╭──

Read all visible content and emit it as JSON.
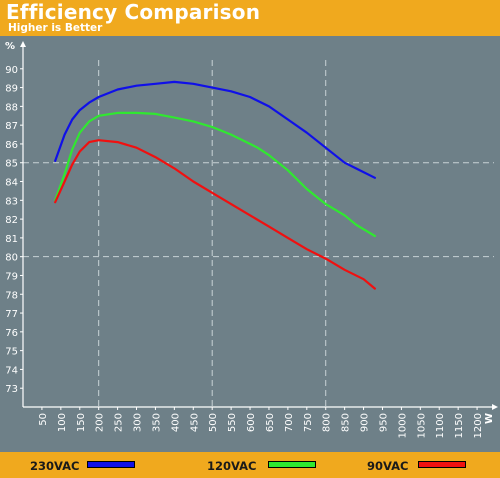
{
  "title": "Efficiency Comparison",
  "subtitle": "Higher is Better",
  "chart_data": {
    "type": "line",
    "y_unit": "%",
    "x_unit": "W",
    "xlim": [
      0,
      1250
    ],
    "ylim": [
      72,
      91
    ],
    "x_ticks": [
      50,
      100,
      150,
      200,
      250,
      300,
      350,
      400,
      450,
      500,
      550,
      600,
      650,
      700,
      750,
      800,
      850,
      900,
      950,
      1000,
      1050,
      1100,
      1150,
      1200
    ],
    "y_ticks": [
      73,
      74,
      75,
      76,
      77,
      78,
      79,
      80,
      81,
      82,
      83,
      84,
      85,
      86,
      87,
      88,
      89,
      90
    ],
    "grid": {
      "x_dashed_lines": [
        200,
        500,
        800
      ],
      "y_dashed_lines": [
        80,
        85
      ]
    },
    "legend_position": "bottom",
    "series": [
      {
        "name": "230VAC",
        "color": "#1010e8",
        "points": [
          [
            85,
            85.1
          ],
          [
            110,
            86.5
          ],
          [
            130,
            87.3
          ],
          [
            150,
            87.8
          ],
          [
            175,
            88.2
          ],
          [
            200,
            88.5
          ],
          [
            250,
            88.9
          ],
          [
            300,
            89.1
          ],
          [
            350,
            89.2
          ],
          [
            400,
            89.3
          ],
          [
            450,
            89.2
          ],
          [
            500,
            89.0
          ],
          [
            550,
            88.8
          ],
          [
            600,
            88.5
          ],
          [
            650,
            88.0
          ],
          [
            700,
            87.3
          ],
          [
            750,
            86.6
          ],
          [
            800,
            85.8
          ],
          [
            850,
            85.0
          ],
          [
            880,
            84.7
          ],
          [
            930,
            84.2
          ]
        ]
      },
      {
        "name": "120VAC",
        "color": "#30e830",
        "points": [
          [
            85,
            83.0
          ],
          [
            110,
            84.4
          ],
          [
            130,
            85.7
          ],
          [
            150,
            86.6
          ],
          [
            175,
            87.2
          ],
          [
            200,
            87.5
          ],
          [
            250,
            87.65
          ],
          [
            300,
            87.65
          ],
          [
            350,
            87.6
          ],
          [
            400,
            87.4
          ],
          [
            450,
            87.2
          ],
          [
            500,
            86.9
          ],
          [
            550,
            86.5
          ],
          [
            600,
            86.0
          ],
          [
            620,
            85.8
          ],
          [
            650,
            85.4
          ],
          [
            700,
            84.6
          ],
          [
            750,
            83.6
          ],
          [
            800,
            82.8
          ],
          [
            850,
            82.2
          ],
          [
            880,
            81.7
          ],
          [
            930,
            81.1
          ]
        ]
      },
      {
        "name": "90VAC",
        "color": "#f01010",
        "points": [
          [
            85,
            82.9
          ],
          [
            110,
            84.0
          ],
          [
            130,
            84.9
          ],
          [
            150,
            85.6
          ],
          [
            175,
            86.1
          ],
          [
            200,
            86.2
          ],
          [
            250,
            86.1
          ],
          [
            300,
            85.8
          ],
          [
            350,
            85.3
          ],
          [
            400,
            84.7
          ],
          [
            450,
            84.0
          ],
          [
            500,
            83.4
          ],
          [
            550,
            82.8
          ],
          [
            600,
            82.2
          ],
          [
            650,
            81.6
          ],
          [
            700,
            81.0
          ],
          [
            750,
            80.4
          ],
          [
            800,
            79.9
          ],
          [
            850,
            79.3
          ],
          [
            900,
            78.8
          ],
          [
            930,
            78.3
          ]
        ]
      }
    ]
  }
}
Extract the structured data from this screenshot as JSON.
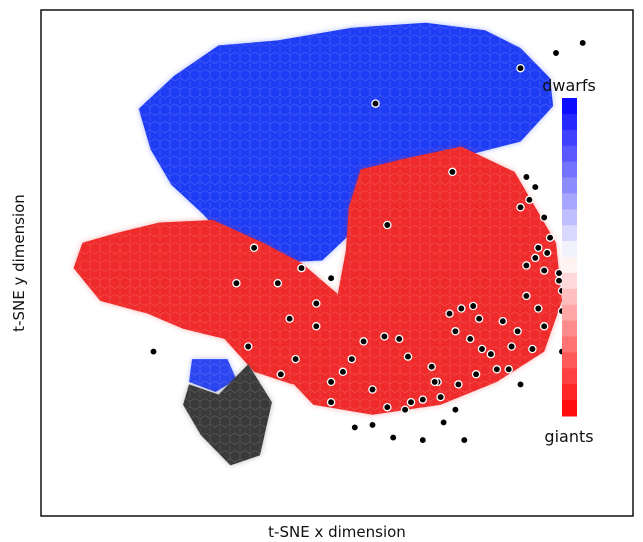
{
  "chart_data": {
    "type": "hexbin",
    "title": "",
    "xlabel": "t-SNE x dimension",
    "ylabel": "t-SNE y dimension",
    "xlim": [
      -1,
      1
    ],
    "ylim": [
      -1,
      1
    ],
    "grid": false,
    "axis_ticks": false,
    "colorbar": {
      "placement": "right",
      "top_label": "dwarfs",
      "bottom_label": "giants",
      "top_color": "#0000ff",
      "mid_color": "#ffffff",
      "bottom_color": "#ff0000",
      "levels": 20
    },
    "regions": [
      {
        "name": "dwarfs",
        "color": "#1f3cf5",
        "value": -1.0,
        "polygon": [
          [
            -0.55,
            0.74
          ],
          [
            -0.4,
            0.86
          ],
          [
            -0.2,
            0.88
          ],
          [
            0.05,
            0.93
          ],
          [
            0.3,
            0.95
          ],
          [
            0.5,
            0.92
          ],
          [
            0.62,
            0.85
          ],
          [
            0.72,
            0.73
          ],
          [
            0.73,
            0.62
          ],
          [
            0.62,
            0.48
          ],
          [
            0.42,
            0.42
          ],
          [
            0.22,
            0.38
          ],
          [
            0.09,
            0.29
          ],
          [
            0.05,
            0.12
          ],
          [
            -0.05,
            0.01
          ],
          [
            -0.22,
            0.0
          ],
          [
            -0.36,
            0.07
          ],
          [
            -0.45,
            0.19
          ],
          [
            -0.56,
            0.31
          ],
          [
            -0.63,
            0.45
          ],
          [
            -0.67,
            0.61
          ]
        ]
      },
      {
        "name": "giants-right",
        "color": "#ef2a2a",
        "value": 1.0,
        "polygon": [
          [
            0.08,
            0.37
          ],
          [
            0.22,
            0.41
          ],
          [
            0.42,
            0.46
          ],
          [
            0.6,
            0.36
          ],
          [
            0.74,
            0.08
          ],
          [
            0.76,
            -0.15
          ],
          [
            0.7,
            -0.35
          ],
          [
            0.54,
            -0.47
          ],
          [
            0.35,
            -0.56
          ],
          [
            0.12,
            -0.6
          ],
          [
            -0.08,
            -0.56
          ],
          [
            -0.17,
            -0.45
          ],
          [
            -0.1,
            -0.3
          ],
          [
            0.0,
            -0.14
          ],
          [
            0.03,
            0.05
          ],
          [
            0.04,
            0.22
          ]
        ]
      },
      {
        "name": "giants-left",
        "color": "#ef2a2a",
        "value": 1.0,
        "polygon": [
          [
            -0.74,
            0.12
          ],
          [
            -0.6,
            0.16
          ],
          [
            -0.42,
            0.17
          ],
          [
            -0.25,
            0.08
          ],
          [
            -0.12,
            0.0
          ],
          [
            0.0,
            -0.12
          ],
          [
            0.03,
            -0.25
          ],
          [
            -0.05,
            -0.4
          ],
          [
            -0.15,
            -0.48
          ],
          [
            -0.28,
            -0.43
          ],
          [
            -0.38,
            -0.3
          ],
          [
            -0.52,
            -0.26
          ],
          [
            -0.64,
            -0.2
          ],
          [
            -0.8,
            -0.15
          ],
          [
            -0.89,
            -0.02
          ],
          [
            -0.86,
            0.08
          ]
        ]
      },
      {
        "name": "dwarfs-small",
        "color": "#2b46f0",
        "value": -0.9,
        "polygon": [
          [
            -0.49,
            -0.38
          ],
          [
            -0.37,
            -0.38
          ],
          [
            -0.34,
            -0.46
          ],
          [
            -0.41,
            -0.51
          ],
          [
            -0.5,
            -0.47
          ]
        ]
      },
      {
        "name": "mixed-dark-bottom",
        "color": "#3a3a3a",
        "value": 0.0,
        "polygon": [
          [
            -0.5,
            -0.48
          ],
          [
            -0.4,
            -0.52
          ],
          [
            -0.3,
            -0.4
          ],
          [
            -0.22,
            -0.55
          ],
          [
            -0.26,
            -0.76
          ],
          [
            -0.36,
            -0.8
          ],
          [
            -0.46,
            -0.68
          ],
          [
            -0.52,
            -0.56
          ]
        ]
      }
    ],
    "highlighted_points": [
      [
        0.83,
        0.87
      ],
      [
        0.74,
        0.83
      ],
      [
        0.62,
        0.77
      ],
      [
        0.39,
        0.36
      ],
      [
        0.13,
        0.63
      ],
      [
        0.17,
        0.15
      ],
      [
        0.64,
        0.34
      ],
      [
        0.67,
        0.3
      ],
      [
        0.65,
        0.25
      ],
      [
        0.62,
        0.22
      ],
      [
        0.7,
        0.18
      ],
      [
        0.72,
        0.1
      ],
      [
        0.71,
        0.04
      ],
      [
        0.68,
        0.06
      ],
      [
        0.67,
        0.02
      ],
      [
        0.64,
        -0.01
      ],
      [
        0.7,
        -0.03
      ],
      [
        0.75,
        -0.04
      ],
      [
        0.75,
        -0.07
      ],
      [
        0.79,
        -0.07
      ],
      [
        0.76,
        -0.11
      ],
      [
        0.76,
        -0.19
      ],
      [
        0.7,
        -0.25
      ],
      [
        0.68,
        -0.18
      ],
      [
        0.64,
        -0.13
      ],
      [
        0.61,
        -0.27
      ],
      [
        0.59,
        -0.33
      ],
      [
        0.66,
        -0.34
      ],
      [
        0.76,
        -0.35
      ],
      [
        0.8,
        -0.28
      ],
      [
        0.56,
        -0.23
      ],
      [
        0.48,
        -0.22
      ],
      [
        0.46,
        -0.17
      ],
      [
        0.42,
        -0.18
      ],
      [
        0.38,
        -0.2
      ],
      [
        0.4,
        -0.27
      ],
      [
        0.45,
        -0.3
      ],
      [
        0.49,
        -0.34
      ],
      [
        0.52,
        -0.36
      ],
      [
        0.54,
        -0.42
      ],
      [
        0.58,
        -0.42
      ],
      [
        0.62,
        -0.48
      ],
      [
        0.47,
        -0.44
      ],
      [
        0.41,
        -0.48
      ],
      [
        0.34,
        -0.47
      ],
      [
        0.32,
        -0.41
      ],
      [
        0.24,
        -0.37
      ],
      [
        0.21,
        -0.3
      ],
      [
        0.16,
        -0.29
      ],
      [
        0.09,
        -0.31
      ],
      [
        0.05,
        -0.38
      ],
      [
        0.02,
        -0.43
      ],
      [
        -0.02,
        -0.47
      ],
      [
        -0.02,
        -0.55
      ],
      [
        0.06,
        -0.65
      ],
      [
        0.12,
        -0.64
      ],
      [
        0.19,
        -0.69
      ],
      [
        0.29,
        -0.7
      ],
      [
        0.36,
        -0.63
      ],
      [
        0.43,
        -0.7
      ],
      [
        0.4,
        -0.58
      ],
      [
        0.35,
        -0.53
      ],
      [
        0.33,
        -0.47
      ],
      [
        0.29,
        -0.54
      ],
      [
        0.23,
        -0.58
      ],
      [
        0.17,
        -0.57
      ],
      [
        0.12,
        -0.5
      ],
      [
        0.25,
        -0.55
      ],
      [
        -0.12,
        -0.02
      ],
      [
        -0.07,
        -0.16
      ],
      [
        -0.16,
        -0.22
      ],
      [
        -0.07,
        -0.25
      ],
      [
        -0.3,
        -0.33
      ],
      [
        -0.14,
        -0.38
      ],
      [
        -0.62,
        -0.35
      ],
      [
        -0.19,
        -0.44
      ],
      [
        -0.34,
        -0.08
      ],
      [
        -0.28,
        0.06
      ],
      [
        -0.2,
        -0.08
      ],
      [
        -0.02,
        -0.06
      ]
    ]
  }
}
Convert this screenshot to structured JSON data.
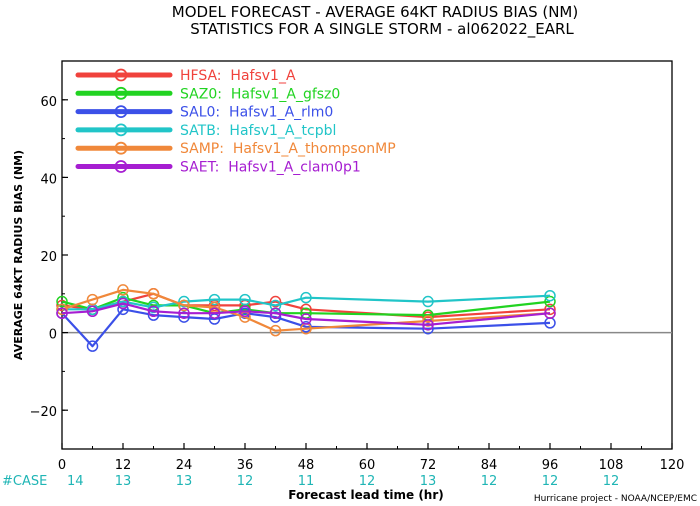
{
  "title_line1": "MODEL FORECAST - AVERAGE 64KT RADIUS BIAS (NM)",
  "title_line2": "STATISTICS FOR A SINGLE STORM - al062022_EARL",
  "case_label": "#CASE",
  "credit": "Hurricane project - NOAA/NCEP/EMC",
  "chart_data": {
    "type": "line",
    "title": "MODEL FORECAST - AVERAGE 64KT RADIUS BIAS (NM)",
    "subtitle": "STATISTICS FOR A SINGLE STORM - al062022_EARL",
    "xlabel": "Forecast lead time (hr)",
    "ylabel": "AVERAGE 64KT RADIUS BIAS (NM)",
    "xlim": [
      0,
      120
    ],
    "ylim": [
      -30,
      70
    ],
    "xticks": [
      0,
      12,
      24,
      36,
      48,
      60,
      72,
      84,
      96,
      108,
      120
    ],
    "yticks": [
      -20,
      0,
      20,
      40,
      60
    ],
    "grid": false,
    "legend_position": "top-left",
    "case_counts": [
      {
        "x": 0,
        "n": "14"
      },
      {
        "x": 12,
        "n": "13"
      },
      {
        "x": 24,
        "n": "13"
      },
      {
        "x": 36,
        "n": "12"
      },
      {
        "x": 48,
        "n": "11"
      },
      {
        "x": 60,
        "n": "12"
      },
      {
        "x": 72,
        "n": "13"
      },
      {
        "x": 84,
        "n": "12"
      },
      {
        "x": 96,
        "n": "12"
      },
      {
        "x": 108,
        "n": "12"
      }
    ],
    "series": [
      {
        "name": "HFSA:  Hafsv1_A",
        "color": "#f0423c",
        "points": [
          [
            0,
            7
          ],
          [
            6,
            6
          ],
          [
            12,
            8
          ],
          [
            18,
            10
          ],
          [
            24,
            7
          ],
          [
            30,
            7
          ],
          [
            36,
            7
          ],
          [
            42,
            8
          ],
          [
            48,
            6
          ],
          [
            72,
            4
          ],
          [
            96,
            6
          ]
        ]
      },
      {
        "name": "SAZ0:  Hafsv1_A_gfsz0",
        "color": "#21d321",
        "points": [
          [
            0,
            8
          ],
          [
            6,
            6
          ],
          [
            12,
            9
          ],
          [
            18,
            7
          ],
          [
            24,
            7
          ],
          [
            30,
            5
          ],
          [
            36,
            6
          ],
          [
            42,
            5
          ],
          [
            48,
            5
          ],
          [
            72,
            4.5
          ],
          [
            96,
            8
          ]
        ]
      },
      {
        "name": "SAL0:  Hafsv1_A_rlm0",
        "color": "#3b50e8",
        "points": [
          [
            0,
            5
          ],
          [
            6,
            -3.5
          ],
          [
            12,
            6
          ],
          [
            18,
            4.5
          ],
          [
            24,
            4
          ],
          [
            30,
            3.5
          ],
          [
            36,
            5
          ],
          [
            42,
            4
          ],
          [
            48,
            1.5
          ],
          [
            72,
            1
          ],
          [
            96,
            2.5
          ]
        ]
      },
      {
        "name": "SATB:  Hafsv1_A_tcpbl",
        "color": "#21c5c8",
        "points": [
          [
            0,
            6
          ],
          [
            6,
            6
          ],
          [
            12,
            8
          ],
          [
            18,
            6.5
          ],
          [
            24,
            8
          ],
          [
            30,
            8.5
          ],
          [
            36,
            8.5
          ],
          [
            42,
            7
          ],
          [
            48,
            9
          ],
          [
            72,
            8
          ],
          [
            96,
            9.5
          ]
        ]
      },
      {
        "name": "SAMP:  Hafsv1_A_thompsonMP",
        "color": "#f0883a",
        "points": [
          [
            0,
            6
          ],
          [
            6,
            8.5
          ],
          [
            12,
            11
          ],
          [
            18,
            10
          ],
          [
            24,
            7
          ],
          [
            30,
            6.5
          ],
          [
            36,
            4
          ],
          [
            42,
            0.5
          ],
          [
            48,
            1
          ],
          [
            72,
            3
          ],
          [
            96,
            5
          ]
        ]
      },
      {
        "name": "SAET:  Hafsv1_A_clam0p1",
        "color": "#a61ed1",
        "points": [
          [
            0,
            5
          ],
          [
            6,
            5.5
          ],
          [
            12,
            7.5
          ],
          [
            18,
            5.5
          ],
          [
            24,
            5
          ],
          [
            30,
            5
          ],
          [
            36,
            5.5
          ],
          [
            42,
            5
          ],
          [
            48,
            3.5
          ],
          [
            72,
            2
          ],
          [
            96,
            5
          ]
        ]
      }
    ]
  }
}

╰──

[DESCRIPTION OF THE TASK]: Extract all lines that hold the word "subtitle".

[TASK ANSWER]:
  "subtitle": "Higher is Better",
    "subtitle": "STATISTICS FOR A SINGLE STORM - al062022_EARL",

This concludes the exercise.